- THE PROBLEM -
Find every line below that contains the word "solids" and copy it out.

- RECORDS FOR THIS TASK -
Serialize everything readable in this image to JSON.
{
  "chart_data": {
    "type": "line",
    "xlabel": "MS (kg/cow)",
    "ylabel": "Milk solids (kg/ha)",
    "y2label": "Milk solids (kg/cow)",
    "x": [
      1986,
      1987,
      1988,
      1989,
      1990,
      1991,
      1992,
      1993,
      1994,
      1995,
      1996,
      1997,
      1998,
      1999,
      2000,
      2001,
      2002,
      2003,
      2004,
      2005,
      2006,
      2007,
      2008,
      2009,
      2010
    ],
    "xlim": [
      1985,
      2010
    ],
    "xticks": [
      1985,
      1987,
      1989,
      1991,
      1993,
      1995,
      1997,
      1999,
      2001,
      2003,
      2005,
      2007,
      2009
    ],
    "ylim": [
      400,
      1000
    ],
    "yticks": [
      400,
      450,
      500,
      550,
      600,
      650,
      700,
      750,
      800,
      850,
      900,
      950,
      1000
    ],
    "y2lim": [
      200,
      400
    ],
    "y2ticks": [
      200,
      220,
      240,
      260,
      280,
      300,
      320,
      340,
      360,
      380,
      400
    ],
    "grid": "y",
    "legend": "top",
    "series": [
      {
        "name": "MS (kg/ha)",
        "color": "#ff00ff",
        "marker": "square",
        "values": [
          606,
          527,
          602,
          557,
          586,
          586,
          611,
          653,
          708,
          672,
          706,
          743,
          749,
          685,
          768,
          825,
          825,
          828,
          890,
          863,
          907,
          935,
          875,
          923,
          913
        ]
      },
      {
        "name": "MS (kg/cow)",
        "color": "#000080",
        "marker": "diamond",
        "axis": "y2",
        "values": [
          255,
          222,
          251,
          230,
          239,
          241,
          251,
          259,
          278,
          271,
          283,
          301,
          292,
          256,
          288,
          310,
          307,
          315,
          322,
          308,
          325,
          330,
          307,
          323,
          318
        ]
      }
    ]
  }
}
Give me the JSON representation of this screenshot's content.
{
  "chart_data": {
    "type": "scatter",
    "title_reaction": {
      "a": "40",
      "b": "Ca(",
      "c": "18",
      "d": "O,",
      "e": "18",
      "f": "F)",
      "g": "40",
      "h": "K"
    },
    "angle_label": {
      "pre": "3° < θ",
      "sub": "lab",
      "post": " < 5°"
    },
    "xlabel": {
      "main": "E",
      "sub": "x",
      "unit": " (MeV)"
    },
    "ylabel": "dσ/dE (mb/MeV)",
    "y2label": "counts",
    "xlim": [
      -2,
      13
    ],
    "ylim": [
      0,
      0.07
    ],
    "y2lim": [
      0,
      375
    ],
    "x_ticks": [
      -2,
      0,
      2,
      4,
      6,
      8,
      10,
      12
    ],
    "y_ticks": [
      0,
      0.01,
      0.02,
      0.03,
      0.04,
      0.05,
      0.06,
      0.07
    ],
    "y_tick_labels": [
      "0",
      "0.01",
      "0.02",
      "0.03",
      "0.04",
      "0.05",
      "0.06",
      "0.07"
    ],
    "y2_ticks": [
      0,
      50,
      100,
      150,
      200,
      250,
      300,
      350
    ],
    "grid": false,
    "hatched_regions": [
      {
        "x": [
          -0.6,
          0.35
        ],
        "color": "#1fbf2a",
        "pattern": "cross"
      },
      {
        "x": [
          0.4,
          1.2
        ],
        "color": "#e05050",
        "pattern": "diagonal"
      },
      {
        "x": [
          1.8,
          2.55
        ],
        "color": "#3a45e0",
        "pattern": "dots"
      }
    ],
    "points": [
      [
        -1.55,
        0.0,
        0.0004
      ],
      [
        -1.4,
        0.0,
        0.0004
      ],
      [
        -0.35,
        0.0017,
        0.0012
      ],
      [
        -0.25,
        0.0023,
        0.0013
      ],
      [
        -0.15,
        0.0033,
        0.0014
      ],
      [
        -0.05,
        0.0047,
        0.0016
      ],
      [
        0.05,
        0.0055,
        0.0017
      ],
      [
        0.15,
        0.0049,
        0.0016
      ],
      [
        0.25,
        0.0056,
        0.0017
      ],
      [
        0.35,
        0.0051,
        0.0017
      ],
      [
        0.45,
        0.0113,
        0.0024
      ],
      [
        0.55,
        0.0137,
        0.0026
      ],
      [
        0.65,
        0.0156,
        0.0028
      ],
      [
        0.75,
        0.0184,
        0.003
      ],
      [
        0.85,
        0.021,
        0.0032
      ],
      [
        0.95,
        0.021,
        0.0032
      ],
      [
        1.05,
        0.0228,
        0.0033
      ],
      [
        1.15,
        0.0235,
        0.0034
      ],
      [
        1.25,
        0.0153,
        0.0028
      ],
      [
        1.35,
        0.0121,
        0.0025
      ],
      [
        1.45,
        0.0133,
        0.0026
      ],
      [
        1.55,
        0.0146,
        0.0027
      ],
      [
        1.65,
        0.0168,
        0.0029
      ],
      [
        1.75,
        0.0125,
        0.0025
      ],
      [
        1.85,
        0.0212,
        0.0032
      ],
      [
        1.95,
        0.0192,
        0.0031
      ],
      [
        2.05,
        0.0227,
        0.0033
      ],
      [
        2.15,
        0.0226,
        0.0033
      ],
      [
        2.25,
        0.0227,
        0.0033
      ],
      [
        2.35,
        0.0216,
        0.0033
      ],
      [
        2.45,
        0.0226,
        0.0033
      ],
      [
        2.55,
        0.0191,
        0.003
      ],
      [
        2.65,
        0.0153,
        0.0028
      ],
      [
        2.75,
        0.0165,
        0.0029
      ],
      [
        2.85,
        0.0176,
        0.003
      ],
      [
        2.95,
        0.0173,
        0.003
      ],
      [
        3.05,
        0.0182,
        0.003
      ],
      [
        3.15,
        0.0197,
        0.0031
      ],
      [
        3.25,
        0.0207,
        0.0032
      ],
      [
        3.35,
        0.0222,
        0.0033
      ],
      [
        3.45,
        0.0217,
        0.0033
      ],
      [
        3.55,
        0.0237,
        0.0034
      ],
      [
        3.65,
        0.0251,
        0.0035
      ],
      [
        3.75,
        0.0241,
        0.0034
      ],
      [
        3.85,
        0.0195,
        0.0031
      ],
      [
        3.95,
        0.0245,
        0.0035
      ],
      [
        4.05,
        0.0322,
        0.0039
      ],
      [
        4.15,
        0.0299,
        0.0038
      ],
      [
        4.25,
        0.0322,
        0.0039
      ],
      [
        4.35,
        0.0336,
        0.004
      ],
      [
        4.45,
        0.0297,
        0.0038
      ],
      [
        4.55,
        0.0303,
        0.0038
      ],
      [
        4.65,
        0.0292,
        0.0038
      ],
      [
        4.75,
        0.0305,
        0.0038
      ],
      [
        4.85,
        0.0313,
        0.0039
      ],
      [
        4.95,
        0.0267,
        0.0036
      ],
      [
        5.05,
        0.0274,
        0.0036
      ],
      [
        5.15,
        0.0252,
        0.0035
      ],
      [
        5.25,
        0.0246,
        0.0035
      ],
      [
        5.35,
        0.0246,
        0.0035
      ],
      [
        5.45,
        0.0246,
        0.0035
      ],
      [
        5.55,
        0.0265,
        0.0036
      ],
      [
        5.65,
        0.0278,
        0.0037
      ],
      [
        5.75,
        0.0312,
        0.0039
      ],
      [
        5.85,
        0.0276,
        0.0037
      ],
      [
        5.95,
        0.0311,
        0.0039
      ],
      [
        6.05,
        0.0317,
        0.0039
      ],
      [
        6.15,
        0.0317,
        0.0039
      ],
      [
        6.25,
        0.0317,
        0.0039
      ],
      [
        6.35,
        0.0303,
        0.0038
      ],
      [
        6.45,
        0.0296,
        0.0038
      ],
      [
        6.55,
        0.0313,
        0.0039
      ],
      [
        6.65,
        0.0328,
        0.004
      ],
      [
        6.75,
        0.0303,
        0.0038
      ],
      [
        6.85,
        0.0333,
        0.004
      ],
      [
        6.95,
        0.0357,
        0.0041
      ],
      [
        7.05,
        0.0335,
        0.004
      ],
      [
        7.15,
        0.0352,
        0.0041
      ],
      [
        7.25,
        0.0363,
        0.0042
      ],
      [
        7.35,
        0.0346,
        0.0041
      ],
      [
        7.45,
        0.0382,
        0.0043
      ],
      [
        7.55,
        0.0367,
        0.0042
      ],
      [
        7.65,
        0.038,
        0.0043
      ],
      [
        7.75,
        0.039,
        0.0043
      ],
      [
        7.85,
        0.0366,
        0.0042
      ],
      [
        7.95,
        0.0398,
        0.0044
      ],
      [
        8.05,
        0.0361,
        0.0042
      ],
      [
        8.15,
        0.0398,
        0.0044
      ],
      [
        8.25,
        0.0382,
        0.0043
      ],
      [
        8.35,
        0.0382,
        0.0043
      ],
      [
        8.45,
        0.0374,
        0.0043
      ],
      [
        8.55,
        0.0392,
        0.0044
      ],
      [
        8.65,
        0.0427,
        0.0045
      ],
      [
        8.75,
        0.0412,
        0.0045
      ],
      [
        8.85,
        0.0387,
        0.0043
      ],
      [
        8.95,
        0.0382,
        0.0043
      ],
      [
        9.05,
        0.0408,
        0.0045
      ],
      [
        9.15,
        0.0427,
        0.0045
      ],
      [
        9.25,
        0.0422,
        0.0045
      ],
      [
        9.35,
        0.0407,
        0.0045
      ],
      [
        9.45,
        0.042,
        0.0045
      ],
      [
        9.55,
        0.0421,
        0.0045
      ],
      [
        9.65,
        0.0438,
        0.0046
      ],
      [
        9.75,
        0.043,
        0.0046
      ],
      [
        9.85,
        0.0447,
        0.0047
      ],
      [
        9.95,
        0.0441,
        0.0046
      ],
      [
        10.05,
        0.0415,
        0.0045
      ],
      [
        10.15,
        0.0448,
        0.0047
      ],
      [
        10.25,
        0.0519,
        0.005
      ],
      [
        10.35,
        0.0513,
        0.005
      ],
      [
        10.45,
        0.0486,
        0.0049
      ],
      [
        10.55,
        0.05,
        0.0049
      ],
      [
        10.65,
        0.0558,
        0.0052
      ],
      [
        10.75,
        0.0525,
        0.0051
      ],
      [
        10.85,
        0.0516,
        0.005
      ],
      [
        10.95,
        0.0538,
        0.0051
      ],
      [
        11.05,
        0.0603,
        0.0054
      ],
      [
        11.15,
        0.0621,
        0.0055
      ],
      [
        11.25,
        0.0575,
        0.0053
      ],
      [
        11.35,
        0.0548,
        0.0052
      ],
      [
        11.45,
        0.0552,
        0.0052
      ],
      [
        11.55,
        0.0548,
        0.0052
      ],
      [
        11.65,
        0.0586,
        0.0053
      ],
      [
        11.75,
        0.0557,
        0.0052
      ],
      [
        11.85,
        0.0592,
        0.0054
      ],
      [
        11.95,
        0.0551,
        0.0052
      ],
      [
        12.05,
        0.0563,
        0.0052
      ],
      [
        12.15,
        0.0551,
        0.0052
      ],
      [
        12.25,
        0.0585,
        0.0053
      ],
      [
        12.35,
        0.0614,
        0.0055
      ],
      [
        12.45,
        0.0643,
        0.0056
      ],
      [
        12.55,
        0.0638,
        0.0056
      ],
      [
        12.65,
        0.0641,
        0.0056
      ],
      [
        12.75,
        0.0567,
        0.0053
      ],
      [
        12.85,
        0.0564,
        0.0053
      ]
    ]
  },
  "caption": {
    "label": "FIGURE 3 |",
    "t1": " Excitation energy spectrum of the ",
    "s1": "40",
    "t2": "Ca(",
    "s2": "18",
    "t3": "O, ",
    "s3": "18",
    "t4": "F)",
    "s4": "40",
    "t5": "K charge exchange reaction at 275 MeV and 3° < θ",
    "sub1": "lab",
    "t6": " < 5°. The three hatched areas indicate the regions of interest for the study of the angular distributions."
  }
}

- SOLUTION TO THE EXERCISE -
    "ylabel": "Milk solids (kg/ha)",
    "y2label": "Milk solids (kg/cow)",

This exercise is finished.